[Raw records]
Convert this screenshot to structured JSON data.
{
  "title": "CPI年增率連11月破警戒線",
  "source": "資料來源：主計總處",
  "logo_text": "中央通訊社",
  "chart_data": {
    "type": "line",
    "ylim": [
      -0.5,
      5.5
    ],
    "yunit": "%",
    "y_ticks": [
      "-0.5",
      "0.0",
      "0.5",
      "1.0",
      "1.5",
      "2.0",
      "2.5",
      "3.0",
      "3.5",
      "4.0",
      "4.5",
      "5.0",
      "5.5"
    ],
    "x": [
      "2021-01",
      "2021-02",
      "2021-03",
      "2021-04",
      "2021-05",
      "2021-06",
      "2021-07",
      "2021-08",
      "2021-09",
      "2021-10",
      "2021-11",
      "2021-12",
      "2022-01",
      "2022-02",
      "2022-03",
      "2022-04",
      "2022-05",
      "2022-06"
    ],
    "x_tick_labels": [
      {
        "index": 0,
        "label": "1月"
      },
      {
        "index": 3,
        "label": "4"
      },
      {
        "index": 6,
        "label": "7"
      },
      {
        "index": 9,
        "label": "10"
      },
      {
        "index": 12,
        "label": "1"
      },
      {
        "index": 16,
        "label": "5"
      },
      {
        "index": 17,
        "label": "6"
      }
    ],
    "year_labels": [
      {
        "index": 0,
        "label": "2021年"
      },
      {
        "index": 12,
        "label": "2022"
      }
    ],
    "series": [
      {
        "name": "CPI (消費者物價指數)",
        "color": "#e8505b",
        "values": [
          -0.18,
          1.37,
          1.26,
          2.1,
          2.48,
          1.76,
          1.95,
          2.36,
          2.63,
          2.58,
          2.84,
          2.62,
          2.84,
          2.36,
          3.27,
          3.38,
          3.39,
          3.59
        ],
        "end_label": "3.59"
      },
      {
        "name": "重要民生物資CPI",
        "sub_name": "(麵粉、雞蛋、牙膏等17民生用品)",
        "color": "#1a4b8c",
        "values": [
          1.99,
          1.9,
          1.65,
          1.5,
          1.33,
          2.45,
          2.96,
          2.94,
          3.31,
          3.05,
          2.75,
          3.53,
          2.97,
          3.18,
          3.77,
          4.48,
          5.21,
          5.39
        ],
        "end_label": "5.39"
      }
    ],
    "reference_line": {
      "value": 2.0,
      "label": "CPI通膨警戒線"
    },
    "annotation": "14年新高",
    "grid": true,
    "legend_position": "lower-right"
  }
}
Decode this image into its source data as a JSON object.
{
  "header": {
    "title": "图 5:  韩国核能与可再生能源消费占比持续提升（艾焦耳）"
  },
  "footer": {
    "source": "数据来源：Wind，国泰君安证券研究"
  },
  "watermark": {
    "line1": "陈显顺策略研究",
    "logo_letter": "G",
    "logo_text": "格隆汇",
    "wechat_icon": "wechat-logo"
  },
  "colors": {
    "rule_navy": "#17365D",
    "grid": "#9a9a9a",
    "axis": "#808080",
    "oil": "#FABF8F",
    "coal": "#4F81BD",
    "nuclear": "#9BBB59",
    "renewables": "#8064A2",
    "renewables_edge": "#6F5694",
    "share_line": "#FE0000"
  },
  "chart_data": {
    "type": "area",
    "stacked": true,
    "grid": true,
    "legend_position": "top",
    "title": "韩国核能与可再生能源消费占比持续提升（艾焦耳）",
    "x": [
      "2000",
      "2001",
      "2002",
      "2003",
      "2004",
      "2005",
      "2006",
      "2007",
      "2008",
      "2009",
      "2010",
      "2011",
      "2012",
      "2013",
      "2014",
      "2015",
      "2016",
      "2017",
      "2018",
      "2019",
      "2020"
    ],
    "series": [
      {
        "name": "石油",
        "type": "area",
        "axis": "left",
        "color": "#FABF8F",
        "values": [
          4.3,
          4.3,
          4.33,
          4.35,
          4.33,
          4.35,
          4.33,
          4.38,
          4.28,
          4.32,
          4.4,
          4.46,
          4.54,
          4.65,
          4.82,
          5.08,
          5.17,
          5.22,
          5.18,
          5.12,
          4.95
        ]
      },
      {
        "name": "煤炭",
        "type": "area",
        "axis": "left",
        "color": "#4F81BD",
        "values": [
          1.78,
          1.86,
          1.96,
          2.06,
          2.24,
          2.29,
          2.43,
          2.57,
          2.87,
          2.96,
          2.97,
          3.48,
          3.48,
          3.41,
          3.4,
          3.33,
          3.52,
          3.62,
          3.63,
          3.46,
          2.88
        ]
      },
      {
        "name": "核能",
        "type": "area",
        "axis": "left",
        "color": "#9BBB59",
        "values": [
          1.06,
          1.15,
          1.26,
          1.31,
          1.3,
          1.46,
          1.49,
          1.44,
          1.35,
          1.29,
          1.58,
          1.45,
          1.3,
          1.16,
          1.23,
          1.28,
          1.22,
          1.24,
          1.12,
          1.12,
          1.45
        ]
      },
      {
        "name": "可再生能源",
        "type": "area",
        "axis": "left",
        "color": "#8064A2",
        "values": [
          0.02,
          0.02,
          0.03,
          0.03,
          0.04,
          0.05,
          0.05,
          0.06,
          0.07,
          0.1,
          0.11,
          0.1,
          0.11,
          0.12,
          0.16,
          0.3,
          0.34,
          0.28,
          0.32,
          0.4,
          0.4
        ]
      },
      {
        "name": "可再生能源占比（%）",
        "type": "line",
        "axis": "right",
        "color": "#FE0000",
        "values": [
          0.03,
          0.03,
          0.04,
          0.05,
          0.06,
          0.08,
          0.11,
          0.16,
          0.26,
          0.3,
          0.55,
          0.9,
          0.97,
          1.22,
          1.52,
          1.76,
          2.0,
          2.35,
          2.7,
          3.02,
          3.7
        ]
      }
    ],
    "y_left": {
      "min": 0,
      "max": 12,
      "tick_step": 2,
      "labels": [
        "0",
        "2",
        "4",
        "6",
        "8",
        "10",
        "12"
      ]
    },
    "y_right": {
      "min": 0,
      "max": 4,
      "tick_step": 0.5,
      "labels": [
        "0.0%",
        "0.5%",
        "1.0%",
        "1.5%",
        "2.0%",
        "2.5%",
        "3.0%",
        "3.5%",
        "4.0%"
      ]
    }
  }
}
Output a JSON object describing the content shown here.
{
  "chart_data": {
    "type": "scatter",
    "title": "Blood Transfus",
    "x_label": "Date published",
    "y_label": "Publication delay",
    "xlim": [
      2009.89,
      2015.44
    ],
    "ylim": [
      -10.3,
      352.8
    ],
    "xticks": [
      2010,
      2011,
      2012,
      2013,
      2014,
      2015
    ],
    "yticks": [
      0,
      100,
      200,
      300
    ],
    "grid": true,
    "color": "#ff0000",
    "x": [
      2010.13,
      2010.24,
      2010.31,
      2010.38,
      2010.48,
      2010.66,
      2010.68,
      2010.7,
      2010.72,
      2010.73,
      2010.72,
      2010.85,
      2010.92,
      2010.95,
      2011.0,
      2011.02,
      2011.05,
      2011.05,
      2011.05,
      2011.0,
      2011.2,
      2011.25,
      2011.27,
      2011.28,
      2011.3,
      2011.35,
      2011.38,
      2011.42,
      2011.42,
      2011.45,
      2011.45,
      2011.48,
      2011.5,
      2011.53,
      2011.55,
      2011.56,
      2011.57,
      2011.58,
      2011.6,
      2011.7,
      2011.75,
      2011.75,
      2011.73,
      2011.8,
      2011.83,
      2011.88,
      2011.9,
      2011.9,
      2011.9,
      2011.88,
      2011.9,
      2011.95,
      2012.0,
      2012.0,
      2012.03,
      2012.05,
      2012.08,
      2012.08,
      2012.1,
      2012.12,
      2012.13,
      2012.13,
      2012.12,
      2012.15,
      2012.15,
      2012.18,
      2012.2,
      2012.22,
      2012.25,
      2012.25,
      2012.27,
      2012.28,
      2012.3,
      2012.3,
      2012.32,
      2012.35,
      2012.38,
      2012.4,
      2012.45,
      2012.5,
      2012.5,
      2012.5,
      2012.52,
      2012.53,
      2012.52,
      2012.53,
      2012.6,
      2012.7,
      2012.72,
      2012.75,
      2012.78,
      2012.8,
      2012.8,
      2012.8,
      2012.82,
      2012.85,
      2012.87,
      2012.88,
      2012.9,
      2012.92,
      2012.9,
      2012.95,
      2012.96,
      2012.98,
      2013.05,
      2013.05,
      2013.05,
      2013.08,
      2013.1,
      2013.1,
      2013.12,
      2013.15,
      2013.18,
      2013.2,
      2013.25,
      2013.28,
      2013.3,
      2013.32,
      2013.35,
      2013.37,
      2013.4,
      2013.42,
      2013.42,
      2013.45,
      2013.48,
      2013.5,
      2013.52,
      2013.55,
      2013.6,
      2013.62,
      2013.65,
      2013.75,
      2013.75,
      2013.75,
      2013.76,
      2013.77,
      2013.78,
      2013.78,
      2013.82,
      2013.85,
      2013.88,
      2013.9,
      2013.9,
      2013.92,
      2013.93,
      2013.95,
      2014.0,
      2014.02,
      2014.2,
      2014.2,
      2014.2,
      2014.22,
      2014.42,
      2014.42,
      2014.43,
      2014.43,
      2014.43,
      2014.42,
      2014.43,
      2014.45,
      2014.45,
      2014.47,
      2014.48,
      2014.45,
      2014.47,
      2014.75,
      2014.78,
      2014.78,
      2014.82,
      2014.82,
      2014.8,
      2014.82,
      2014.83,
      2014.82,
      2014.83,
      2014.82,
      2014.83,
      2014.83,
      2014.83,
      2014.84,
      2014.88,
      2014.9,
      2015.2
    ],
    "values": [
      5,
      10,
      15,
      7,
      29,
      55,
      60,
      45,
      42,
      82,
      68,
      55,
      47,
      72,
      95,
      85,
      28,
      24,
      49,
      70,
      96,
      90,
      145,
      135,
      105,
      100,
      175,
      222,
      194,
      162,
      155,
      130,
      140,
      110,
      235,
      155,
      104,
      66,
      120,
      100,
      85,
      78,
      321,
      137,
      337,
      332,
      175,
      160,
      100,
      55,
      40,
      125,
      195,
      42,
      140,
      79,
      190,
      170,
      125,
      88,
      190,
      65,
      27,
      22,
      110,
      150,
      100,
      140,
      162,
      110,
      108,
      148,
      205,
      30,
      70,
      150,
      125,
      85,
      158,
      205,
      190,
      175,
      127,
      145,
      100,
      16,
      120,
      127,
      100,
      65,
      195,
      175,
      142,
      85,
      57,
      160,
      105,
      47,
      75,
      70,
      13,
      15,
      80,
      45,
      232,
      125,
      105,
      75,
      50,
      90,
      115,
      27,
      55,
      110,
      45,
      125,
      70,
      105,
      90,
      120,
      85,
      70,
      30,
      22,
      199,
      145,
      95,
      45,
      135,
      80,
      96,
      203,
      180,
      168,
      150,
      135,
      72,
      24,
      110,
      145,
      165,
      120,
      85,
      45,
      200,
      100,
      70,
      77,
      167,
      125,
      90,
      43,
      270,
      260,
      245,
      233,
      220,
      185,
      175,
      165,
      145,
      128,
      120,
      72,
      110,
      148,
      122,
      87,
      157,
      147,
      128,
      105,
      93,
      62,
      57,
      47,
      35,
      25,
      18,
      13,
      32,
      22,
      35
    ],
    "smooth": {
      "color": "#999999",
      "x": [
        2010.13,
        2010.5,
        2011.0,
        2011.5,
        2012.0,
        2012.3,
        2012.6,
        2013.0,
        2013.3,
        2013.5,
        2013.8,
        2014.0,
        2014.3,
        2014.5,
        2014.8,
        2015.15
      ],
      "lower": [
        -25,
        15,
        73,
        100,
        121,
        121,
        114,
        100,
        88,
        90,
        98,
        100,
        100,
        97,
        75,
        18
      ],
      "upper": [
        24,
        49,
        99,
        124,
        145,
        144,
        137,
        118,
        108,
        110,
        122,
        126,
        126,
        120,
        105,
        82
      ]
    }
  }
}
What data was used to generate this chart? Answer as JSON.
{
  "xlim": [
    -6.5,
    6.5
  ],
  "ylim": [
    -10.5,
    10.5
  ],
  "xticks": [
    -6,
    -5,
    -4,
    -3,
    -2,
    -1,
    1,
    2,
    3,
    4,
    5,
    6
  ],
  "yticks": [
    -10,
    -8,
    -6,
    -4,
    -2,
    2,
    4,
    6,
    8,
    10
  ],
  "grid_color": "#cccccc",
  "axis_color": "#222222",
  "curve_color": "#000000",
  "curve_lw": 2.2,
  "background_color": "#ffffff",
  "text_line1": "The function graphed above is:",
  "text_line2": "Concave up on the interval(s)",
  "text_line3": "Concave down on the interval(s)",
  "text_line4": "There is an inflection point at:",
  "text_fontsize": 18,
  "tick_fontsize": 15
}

● Aim of the task: Copy out each line in the preceding records that contains "韩国核能与可再生能源消费占比持续提升".

● Written answer:
    "title": "图 5:  韩国核能与可再生能源消费占比持续提升（艾焦耳）"
    "title": "韩国核能与可再生能源消费占比持续提升（艾焦耳）",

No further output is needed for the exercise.